Write out the material below again, unchanged.

══════════════════════════════

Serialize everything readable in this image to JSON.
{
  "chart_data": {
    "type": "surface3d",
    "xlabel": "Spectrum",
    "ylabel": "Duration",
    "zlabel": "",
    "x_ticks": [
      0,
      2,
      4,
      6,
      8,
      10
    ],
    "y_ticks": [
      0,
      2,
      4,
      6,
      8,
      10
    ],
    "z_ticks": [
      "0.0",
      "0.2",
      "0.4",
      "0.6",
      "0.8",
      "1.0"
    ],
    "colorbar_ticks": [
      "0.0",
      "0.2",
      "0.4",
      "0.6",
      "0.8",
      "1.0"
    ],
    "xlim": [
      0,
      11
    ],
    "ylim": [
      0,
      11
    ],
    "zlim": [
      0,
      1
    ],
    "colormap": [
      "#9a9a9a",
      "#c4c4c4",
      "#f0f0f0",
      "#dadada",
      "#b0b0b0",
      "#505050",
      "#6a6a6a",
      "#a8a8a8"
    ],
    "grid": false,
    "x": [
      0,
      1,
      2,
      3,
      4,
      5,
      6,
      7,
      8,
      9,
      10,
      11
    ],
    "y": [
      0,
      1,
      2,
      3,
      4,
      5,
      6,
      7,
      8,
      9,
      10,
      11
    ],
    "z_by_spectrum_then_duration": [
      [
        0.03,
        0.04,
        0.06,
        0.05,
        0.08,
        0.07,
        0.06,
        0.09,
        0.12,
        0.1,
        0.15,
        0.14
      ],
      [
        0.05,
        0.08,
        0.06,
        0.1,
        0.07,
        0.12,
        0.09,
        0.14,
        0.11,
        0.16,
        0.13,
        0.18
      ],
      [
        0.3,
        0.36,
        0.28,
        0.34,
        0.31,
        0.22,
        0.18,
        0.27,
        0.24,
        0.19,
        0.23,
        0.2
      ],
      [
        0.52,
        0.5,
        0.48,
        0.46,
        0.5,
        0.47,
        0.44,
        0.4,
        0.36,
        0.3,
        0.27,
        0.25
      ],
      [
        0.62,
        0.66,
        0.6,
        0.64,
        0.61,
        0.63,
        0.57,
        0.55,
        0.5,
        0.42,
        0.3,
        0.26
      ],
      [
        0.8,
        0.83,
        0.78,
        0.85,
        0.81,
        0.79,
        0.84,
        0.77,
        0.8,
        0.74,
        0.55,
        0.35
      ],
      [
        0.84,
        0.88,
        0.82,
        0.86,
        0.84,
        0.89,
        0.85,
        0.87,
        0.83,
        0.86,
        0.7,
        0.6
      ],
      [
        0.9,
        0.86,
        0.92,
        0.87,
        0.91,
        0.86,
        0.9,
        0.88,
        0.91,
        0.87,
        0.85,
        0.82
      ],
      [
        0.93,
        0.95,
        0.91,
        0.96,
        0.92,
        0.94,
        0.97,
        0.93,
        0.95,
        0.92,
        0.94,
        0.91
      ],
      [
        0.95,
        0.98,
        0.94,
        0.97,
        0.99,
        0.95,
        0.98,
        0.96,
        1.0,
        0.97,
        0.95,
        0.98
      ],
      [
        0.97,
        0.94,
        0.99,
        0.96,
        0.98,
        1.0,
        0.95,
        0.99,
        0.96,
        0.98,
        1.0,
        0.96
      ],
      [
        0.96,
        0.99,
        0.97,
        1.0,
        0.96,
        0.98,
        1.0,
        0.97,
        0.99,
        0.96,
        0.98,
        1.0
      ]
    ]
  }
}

══════════════════════════════

Written solution:
Serialize everything readable in this image to JSON.
{
  "chart_data": {
    "type": "surface3d",
    "xlabel": "Spectrum",
    "ylabel": "Duration",
    "zlabel": "",
    "x_ticks": [
      0,
      2,
      4,
      6,
      8,
      10
    ],
    "y_ticks": [
      0,
      2,
      4,
      6,
      8,
      10
    ],
    "z_ticks": [
      "0.0",
      "0.2",
      "0.4",
      "0.6",
      "0.8",
      "1.0"
    ],
    "colorbar_ticks": [
      "0.0",
      "0.2",
      "0.4",
      "0.6",
      "0.8",
      "1.0"
    ],
    "xlim": [
      0,
      11
    ],
    "ylim": [
      0,
      11
    ],
    "zlim": [
      0,
      1
    ],
    "colormap": [
      "#9a9a9a",
      "#c4c4c4",
      "#f0f0f0",
      "#dadada",
      "#b0b0b0",
      "#505050",
      "#6a6a6a",
      "#a8a8a8"
    ],
    "grid": false,
    "x": [
      0,
      1,
      2,
      3,
      4,
      5,
      6,
      7,
      8,
      9,
      10,
      11
    ],
    "y": [
      0,
      1,
      2,
      3,
      4,
      5,
      6,
      7,
      8,
      9,
      10,
      11
    ],
    "z_by_spectrum_then_duration": [
      [
        0.03,
        0.04,
        0.06,
        0.05,
        0.08,
        0.07,
        0.06,
        0.09,
        0.12,
        0.1,
        0.15,
        0.14
      ],
      [
        0.05,
        0.08,
        0.06,
        0.1,
        0.07,
        0.12,
        0.09,
        0.14,
        0.11,
        0.16,
        0.13,
        0.18
      ],
      [
        0.3,
        0.36,
        0.28,
        0.34,
        0.31,
        0.22,
        0.18,
        0.27,
        0.24,
        0.19,
        0.23,
        0.2
      ],
      [
        0.52,
        0.5,
        0.48,
        0.46,
        0.5,
        0.47,
        0.44,
        0.4,
        0.36,
        0.3,
        0.27,
        0.25
      ],
      [
        0.62,
        0.66,
        0.6,
        0.64,
        0.61,
        0.63,
        0.57,
        0.55,
        0.5,
        0.42,
        0.3,
        0.26
      ],
      [
        0.8,
        0.83,
        0.78,
        0.85,
        0.81,
        0.79,
        0.84,
        0.77,
        0.8,
        0.74,
        0.55,
        0.35
      ],
      [
        0.84,
        0.88,
        0.82,
        0.86,
        0.84,
        0.89,
        0.85,
        0.87,
        0.83,
        0.86,
        0.7,
        0.6
      ],
      [
        0.9,
        0.86,
        0.92,
        0.87,
        0.91,
        0.86,
        0.9,
        0.88,
        0.91,
        0.87,
        0.85,
        0.82
      ],
      [
        0.93,
        0.95,
        0.91,
        0.96,
        0.92,
        0.94,
        0.97,
        0.93,
        0.95,
        0.92,
        0.94,
        0.91
      ],
      [
        0.95,
        0.98,
        0.94,
        0.97,
        0.99,
        0.95,
        0.98,
        0.96,
        1.0,
        0.97,
        0.95,
        0.98
      ],
      [
        0.97,
        0.94,
        0.99,
        0.96,
        0.98,
        1.0,
        0.95,
        0.99,
        0.96,
        0.98,
        1.0,
        0.96
      ],
      [
        0.96,
        0.99,
        0.97,
        1.0,
        0.96,
        0.98,
        1.0,
        0.97,
        0.99,
        0.96,
        0.98,
        1.0
      ]
    ]
  }
}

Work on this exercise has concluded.